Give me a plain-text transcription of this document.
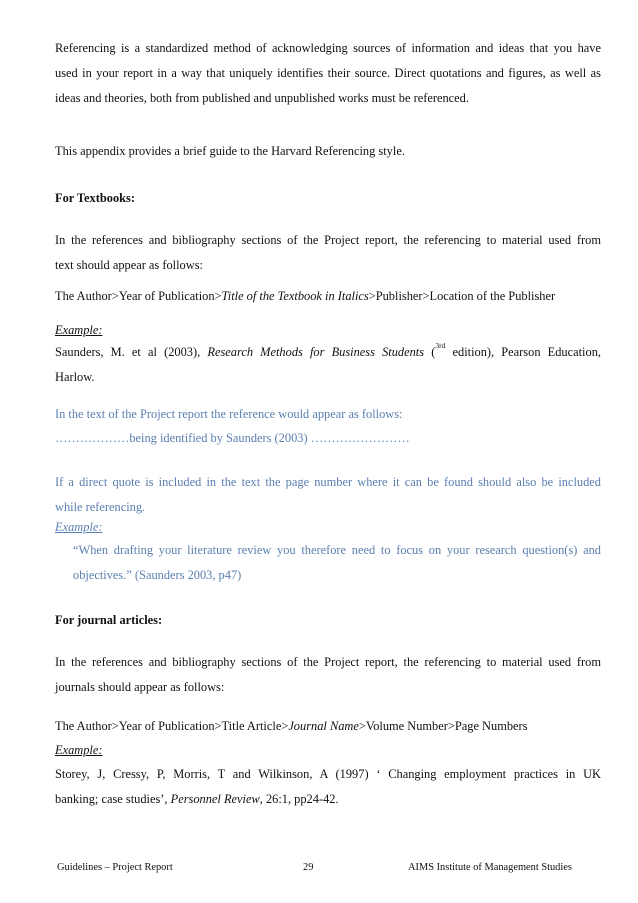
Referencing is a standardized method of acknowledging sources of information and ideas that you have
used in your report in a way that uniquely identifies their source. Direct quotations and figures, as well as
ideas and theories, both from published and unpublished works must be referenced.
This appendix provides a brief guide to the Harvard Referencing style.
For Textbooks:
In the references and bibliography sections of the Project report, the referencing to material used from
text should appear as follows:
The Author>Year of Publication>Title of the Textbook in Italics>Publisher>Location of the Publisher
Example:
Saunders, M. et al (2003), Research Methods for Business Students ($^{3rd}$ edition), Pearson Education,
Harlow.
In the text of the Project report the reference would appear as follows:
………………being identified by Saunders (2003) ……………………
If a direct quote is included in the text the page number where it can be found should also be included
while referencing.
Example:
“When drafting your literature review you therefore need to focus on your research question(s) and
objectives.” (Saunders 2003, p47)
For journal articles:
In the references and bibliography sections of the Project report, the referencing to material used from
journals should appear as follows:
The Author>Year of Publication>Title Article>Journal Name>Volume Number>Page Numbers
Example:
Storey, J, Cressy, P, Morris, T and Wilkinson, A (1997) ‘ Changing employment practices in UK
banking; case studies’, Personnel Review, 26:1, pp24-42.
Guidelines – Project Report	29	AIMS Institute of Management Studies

DO THIS: Find the string "Publication" in the listing and return every line that holds it.

OUTPUT OF THE EXERCISE:
The Author>Year of Publication>Title of the Textbook in Italics>Publisher>Location of the Publisher
The Author>Year of Publication>Title Article>Journal Name>Volume Number>Page Numbers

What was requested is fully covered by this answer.